## What you should do:
Update the material from the line that contains "List every element" through the line that contains "staticText: 120/60 — [218, 298, 262, 316]" by changing every "mmhg" to "mmHg" and leaving everything else as it is. Return only those lines, without the pictures.

## Supplied records:

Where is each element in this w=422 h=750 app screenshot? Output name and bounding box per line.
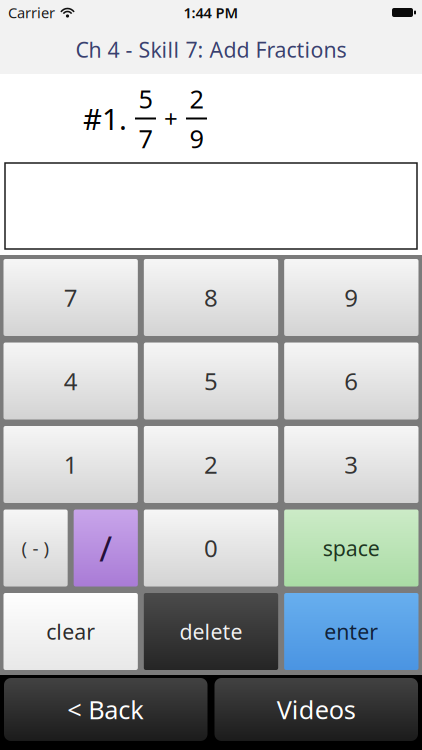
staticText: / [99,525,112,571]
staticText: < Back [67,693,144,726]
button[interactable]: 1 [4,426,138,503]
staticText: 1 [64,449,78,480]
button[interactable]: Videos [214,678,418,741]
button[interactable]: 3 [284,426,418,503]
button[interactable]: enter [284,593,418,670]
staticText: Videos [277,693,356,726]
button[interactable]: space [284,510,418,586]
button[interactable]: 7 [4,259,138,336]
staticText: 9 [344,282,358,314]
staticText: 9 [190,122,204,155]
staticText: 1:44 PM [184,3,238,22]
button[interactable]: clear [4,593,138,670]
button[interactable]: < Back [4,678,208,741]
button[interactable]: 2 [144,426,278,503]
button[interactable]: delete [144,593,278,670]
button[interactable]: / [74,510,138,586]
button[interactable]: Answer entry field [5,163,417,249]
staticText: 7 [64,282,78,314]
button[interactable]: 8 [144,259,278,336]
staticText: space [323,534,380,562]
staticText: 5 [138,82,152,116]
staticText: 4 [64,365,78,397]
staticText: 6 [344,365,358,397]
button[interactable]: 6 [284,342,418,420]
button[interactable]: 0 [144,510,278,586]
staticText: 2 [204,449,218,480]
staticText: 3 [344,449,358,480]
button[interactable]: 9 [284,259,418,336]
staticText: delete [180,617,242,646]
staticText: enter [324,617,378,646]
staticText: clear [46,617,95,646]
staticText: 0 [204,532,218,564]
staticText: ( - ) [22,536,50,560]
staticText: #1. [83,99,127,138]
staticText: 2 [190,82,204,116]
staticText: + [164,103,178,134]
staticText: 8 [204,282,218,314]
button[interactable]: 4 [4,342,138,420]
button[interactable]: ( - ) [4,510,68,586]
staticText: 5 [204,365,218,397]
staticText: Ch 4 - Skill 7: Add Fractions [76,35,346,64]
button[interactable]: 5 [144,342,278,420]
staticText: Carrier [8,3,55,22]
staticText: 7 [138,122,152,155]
---
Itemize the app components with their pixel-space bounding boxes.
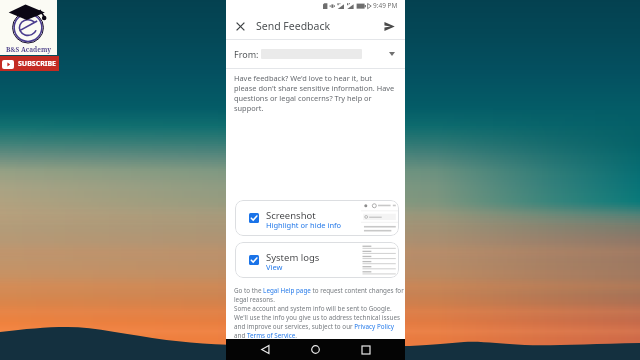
* * *
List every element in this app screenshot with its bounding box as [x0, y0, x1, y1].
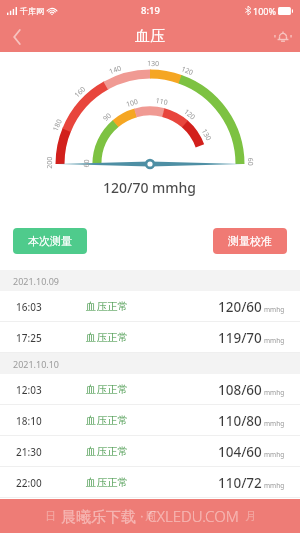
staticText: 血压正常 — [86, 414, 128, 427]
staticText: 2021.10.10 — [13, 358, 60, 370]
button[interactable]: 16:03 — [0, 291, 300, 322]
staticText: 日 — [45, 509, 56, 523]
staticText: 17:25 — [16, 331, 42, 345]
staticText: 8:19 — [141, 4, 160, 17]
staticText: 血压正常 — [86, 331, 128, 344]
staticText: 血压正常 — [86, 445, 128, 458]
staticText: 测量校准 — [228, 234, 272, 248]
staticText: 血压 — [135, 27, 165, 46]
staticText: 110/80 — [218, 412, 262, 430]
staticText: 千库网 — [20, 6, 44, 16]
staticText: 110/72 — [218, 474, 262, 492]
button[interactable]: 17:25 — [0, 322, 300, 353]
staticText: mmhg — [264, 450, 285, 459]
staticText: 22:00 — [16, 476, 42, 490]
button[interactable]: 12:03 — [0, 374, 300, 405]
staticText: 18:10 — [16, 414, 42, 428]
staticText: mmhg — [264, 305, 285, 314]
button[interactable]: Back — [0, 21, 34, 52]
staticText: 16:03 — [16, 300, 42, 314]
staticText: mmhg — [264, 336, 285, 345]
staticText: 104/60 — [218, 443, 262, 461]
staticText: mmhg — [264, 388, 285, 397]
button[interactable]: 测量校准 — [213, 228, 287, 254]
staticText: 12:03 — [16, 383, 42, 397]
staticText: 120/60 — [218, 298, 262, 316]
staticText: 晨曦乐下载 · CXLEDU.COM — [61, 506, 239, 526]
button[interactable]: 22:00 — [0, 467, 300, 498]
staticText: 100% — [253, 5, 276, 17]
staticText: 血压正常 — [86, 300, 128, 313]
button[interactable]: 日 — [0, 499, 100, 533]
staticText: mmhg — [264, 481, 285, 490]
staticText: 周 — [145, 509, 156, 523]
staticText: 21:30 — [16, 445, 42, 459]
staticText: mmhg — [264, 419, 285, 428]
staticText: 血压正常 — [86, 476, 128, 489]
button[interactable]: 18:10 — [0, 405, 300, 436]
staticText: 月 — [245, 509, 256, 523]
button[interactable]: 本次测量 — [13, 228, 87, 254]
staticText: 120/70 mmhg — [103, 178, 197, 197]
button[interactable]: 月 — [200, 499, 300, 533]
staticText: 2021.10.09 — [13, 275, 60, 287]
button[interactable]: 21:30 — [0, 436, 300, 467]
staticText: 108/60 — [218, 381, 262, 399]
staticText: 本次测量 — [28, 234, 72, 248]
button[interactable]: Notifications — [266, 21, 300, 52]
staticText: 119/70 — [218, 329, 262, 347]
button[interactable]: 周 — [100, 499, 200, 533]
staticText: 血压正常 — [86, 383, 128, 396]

## Solution to the exercise:
List every element in this app screenshot with its bounding box as [x0, y0, x1, y1].
staticText: 血压正常 — [86, 414, 128, 427]
staticText: 2021.10.10 — [13, 358, 60, 370]
button[interactable]: 16:03 — [0, 291, 300, 322]
staticText: 日 — [45, 509, 56, 523]
staticText: 17:25 — [16, 331, 42, 345]
staticText: 8:19 — [141, 4, 160, 17]
staticText: 血压正常 — [86, 331, 128, 344]
staticText: 血压正常 — [86, 445, 128, 458]
staticText: 测量校准 — [228, 234, 272, 248]
staticText: 血压 — [135, 27, 165, 46]
staticText: 110/80 — [218, 412, 262, 430]
staticText: 千库网 — [20, 6, 44, 16]
staticText: 110/72 — [218, 474, 262, 492]
button[interactable]: 17:25 — [0, 322, 300, 353]
staticText: mmHg — [264, 450, 285, 459]
staticText: 22:00 — [16, 476, 42, 490]
button[interactable]: 12:03 — [0, 374, 300, 405]
staticText: 18:10 — [16, 414, 42, 428]
staticText: mmHg — [264, 305, 285, 314]
button[interactable]: Back — [0, 21, 34, 52]
staticText: 16:03 — [16, 300, 42, 314]
staticText: mmHg — [264, 336, 285, 345]
staticText: 104/60 — [218, 443, 262, 461]
staticText: mmHg — [264, 388, 285, 397]
button[interactable]: 测量校准 — [213, 228, 287, 254]
staticText: 12:03 — [16, 383, 42, 397]
staticText: 120/60 — [218, 298, 262, 316]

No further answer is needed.